#### What you should do:
Reproduce the listing verbatim.

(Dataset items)
********************

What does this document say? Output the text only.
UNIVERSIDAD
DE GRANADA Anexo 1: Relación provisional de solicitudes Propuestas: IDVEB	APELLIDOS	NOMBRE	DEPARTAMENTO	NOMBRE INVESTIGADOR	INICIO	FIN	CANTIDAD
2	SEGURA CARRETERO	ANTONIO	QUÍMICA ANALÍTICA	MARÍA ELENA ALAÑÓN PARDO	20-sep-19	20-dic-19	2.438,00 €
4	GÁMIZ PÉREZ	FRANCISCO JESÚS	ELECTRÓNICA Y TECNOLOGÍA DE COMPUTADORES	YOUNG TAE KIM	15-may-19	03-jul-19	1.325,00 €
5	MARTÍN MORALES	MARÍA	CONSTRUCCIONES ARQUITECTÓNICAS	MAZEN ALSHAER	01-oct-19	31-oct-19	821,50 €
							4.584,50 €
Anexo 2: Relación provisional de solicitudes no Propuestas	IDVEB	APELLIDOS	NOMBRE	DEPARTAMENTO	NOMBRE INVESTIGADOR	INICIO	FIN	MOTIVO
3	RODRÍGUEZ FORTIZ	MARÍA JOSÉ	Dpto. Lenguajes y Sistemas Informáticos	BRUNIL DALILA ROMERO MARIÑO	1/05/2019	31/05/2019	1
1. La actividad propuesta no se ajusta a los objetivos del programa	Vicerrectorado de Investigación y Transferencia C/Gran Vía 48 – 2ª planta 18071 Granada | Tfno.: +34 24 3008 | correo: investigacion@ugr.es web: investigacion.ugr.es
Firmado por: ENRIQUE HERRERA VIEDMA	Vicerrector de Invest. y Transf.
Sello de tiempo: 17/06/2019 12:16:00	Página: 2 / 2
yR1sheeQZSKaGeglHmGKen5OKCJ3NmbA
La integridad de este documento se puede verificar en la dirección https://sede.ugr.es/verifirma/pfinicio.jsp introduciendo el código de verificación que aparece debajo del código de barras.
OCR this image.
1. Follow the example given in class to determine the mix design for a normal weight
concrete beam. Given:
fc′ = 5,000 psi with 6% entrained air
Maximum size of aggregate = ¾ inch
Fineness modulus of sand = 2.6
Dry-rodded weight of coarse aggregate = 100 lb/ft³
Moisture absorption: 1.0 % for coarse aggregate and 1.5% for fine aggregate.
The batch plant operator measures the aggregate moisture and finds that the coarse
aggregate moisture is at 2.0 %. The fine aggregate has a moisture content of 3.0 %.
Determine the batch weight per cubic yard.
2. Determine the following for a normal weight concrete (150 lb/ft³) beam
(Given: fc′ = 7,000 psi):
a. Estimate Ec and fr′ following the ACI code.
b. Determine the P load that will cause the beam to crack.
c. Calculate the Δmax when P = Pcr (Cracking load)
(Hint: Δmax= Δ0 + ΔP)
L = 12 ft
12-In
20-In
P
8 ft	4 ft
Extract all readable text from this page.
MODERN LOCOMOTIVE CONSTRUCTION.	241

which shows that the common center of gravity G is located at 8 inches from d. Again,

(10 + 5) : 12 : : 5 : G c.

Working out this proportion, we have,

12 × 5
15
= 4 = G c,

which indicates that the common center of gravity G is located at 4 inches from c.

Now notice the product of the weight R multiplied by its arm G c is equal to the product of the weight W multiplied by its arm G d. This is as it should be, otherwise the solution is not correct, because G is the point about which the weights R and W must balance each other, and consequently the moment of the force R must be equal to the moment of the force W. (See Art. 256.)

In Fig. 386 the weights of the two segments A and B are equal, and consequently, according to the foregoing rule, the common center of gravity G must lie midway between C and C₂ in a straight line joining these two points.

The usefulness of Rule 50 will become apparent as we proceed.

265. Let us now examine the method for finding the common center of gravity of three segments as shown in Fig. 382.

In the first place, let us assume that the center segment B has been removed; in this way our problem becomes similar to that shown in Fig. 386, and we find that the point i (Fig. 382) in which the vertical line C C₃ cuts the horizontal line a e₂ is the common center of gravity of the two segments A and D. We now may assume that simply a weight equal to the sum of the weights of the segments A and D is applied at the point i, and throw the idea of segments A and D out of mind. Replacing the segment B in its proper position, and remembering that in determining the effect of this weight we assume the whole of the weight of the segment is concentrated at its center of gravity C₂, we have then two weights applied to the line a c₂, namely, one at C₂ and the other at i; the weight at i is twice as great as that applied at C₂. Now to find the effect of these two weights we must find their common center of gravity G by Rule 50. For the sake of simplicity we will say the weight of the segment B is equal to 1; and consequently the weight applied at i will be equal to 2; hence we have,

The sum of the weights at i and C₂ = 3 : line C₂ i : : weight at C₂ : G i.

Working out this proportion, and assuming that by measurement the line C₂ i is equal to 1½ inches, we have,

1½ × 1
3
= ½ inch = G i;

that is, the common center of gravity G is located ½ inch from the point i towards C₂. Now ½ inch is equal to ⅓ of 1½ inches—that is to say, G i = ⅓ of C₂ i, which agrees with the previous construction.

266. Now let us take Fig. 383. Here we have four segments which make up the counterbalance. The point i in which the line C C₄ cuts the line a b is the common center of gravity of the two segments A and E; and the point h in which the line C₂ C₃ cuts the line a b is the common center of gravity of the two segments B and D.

********************

#### Written reply:
What does this document say? Output the text only.
UNIVERSIDAD
DE GRANADA Anexo 1: Relación provisional de solicitudes Propuestas: IDVEB	APELLIDOS	NOMBRE	DEPARTAMENTO	NOMBRE INVESTIGADOR	INICIO	FIN	CANTIDAD
2	SEGURA CARRETERO	ANTONIO	QUÍMICA ANALÍTICA	MARÍA ELENA ALAÑÓN PARDO	20-sep-19	20-dic-19	2.438,00 €
4	GÁMIZ PÉREZ	FRANCISCO JESÚS	ELECTRÓNICA Y TECNOLOGÍA DE COMPUTADORES	YOUNG TAE KIM	15-may-19	03-jul-19	1.325,00 €
5	MARTÍN MORALES	MARÍA	CONSTRUCCIONES ARQUITECTÓNICAS	MAZEN ALSHAER	01-oct-19	31-oct-19	821,50 €
							4.584,50 €
Anexo 2: Relación provisional de solicitudes no Propuestas	IDVEB	APELLIDOS	NOMBRE	DEPARTAMENTO	NOMBRE INVESTIGADOR	INICIO	FIN	MOTIVO
3	RODRÍGUEZ FORTIZ	MARÍA JOSÉ	Dpto. Lenguajes y Sistemas Informáticos	BRUNIL DALILA ROMERO MARIÑO	1/05/2019	31/05/2019	1
1. La actividad propuesta no se ajusta a los objetivos del programa	Vicerrectorado de Investigación y Transferencia C/Gran Vía 48 – 2ª planta 18071 Granada | Tfno.: +34 24 3008 | correo: investigacion@ugr.es web: investigacion.ugr.es
Firmado por: ENRIQUE HERRERA VIEDMA	Vicerrector de Invest. y Transf.
Sello de tiempo: 17/06/2019 12:16:00	Página: 2 / 2
yR1sheeQZSKaGeglHmGKen5OKCJ3NmbA
La integridad de este documento se puede verificar en la dirección https://sede.ugr.es/verifirma/pfinicio.jsp introduciendo el código de verificación que aparece debajo del código de barras.
OCR this image.
1. Follow the example given in class to determine the mix design for a normal weight
concrete beam. Given:
fc′ = 5,000 psi with 6% entrained air
Maximum size of aggregate = ¾ inch
Fineness modulus of sand = 2.6
Dry-rodded weight of coarse aggregate = 100 lb/ft³
Moisture absorption: 1.0 % for coarse aggregate and 1.5% for fine aggregate.
The batch plant operator measures the aggregate moisture and finds that the coarse
aggregate moisture is at 2.0 %. The fine aggregate has a moisture content of 3.0 %.
Determine the batch weight per cubic yard.
2. Determine the following for a normal weight concrete (150 lb/ft³) beam
(Given: fc′ = 7,000 psi):
a. Estimate Ec and fr′ following the ACI code.
b. Determine the P load that will cause the beam to crack.
c. Calculate the Δmax when P = Pcr (Cracking load)
(Hint: Δmax= Δ0 + ΔP)
L = 12 ft
12-In
20-In
P
8 ft	4 ft
Extract all readable text from this page.
MODERN LOCOMOTIVE CONSTRUCTION.	241

which shows that the common center of gravity G is located at 8 inches from d. Again,

(10 + 5) : 12 : : 5 : G c.

Working out this proportion, we have,

12 × 5
15
= 4 = G c,

which indicates that the common center of gravity G is located at 4 inches from c.

Now notice the product of the weight R multiplied by its arm G c is equal to the product of the weight W multiplied by its arm G d. This is as it should be, otherwise the solution is not correct, because G is the point about which the weights R and W must balance each other, and consequently the moment of the force R must be equal to the moment of the force W. (See Art. 256.)

In Fig. 386 the weights of the two segments A and B are equal, and consequently, according to the foregoing rule, the common center of gravity G must lie midway between C and C₂ in a straight line joining these two points.

The usefulness of Rule 50 will become apparent as we proceed.

265. Let us now examine the method for finding the common center of gravity of three segments as shown in Fig. 382.

In the first place, let us assume that the center segment B has been removed; in this way our problem becomes similar to that shown in Fig. 386, and we find that the point i (Fig. 382) in which the vertical line C C₃ cuts the horizontal line a e₂ is the common center of gravity of the two segments A and D. We now may assume that simply a weight equal to the sum of the weights of the segments A and D is applied at the point i, and throw the idea of segments A and D out of mind. Replacing the segment B in its proper position, and remembering that in determining the effect of this weight we assume the whole of the weight of the segment is concentrated at its center of gravity C₂, we have then two weights applied to the line a c₂, namely, one at C₂ and the other at i; the weight at i is twice as great as that applied at C₂. Now to find the effect of these two weights we must find their common center of gravity G by Rule 50. For the sake of simplicity we will say the weight of the segment B is equal to 1; and consequently the weight applied at i will be equal to 2; hence we have,

The sum of the weights at i and C₂ = 3 : line C₂ i : : weight at C₂ : G i.

Working out this proportion, and assuming that by measurement the line C₂ i is equal to 1½ inches, we have,

1½ × 1
3
= ½ inch = G i;

that is, the common center of gravity G is located ½ inch from the point i towards C₂. Now ½ inch is equal to ⅓ of 1½ inches—that is to say, G i = ⅓ of C₂ i, which agrees with the previous construction.

266. Now let us take Fig. 383. Here we have four segments which make up the counterbalance. The point i in which the line C C₄ cuts the line a b is the common center of gravity of the two segments A and E; and the point h in which the line C₂ C₃ cuts the line a b is the common center of gravity of the two segments B and D.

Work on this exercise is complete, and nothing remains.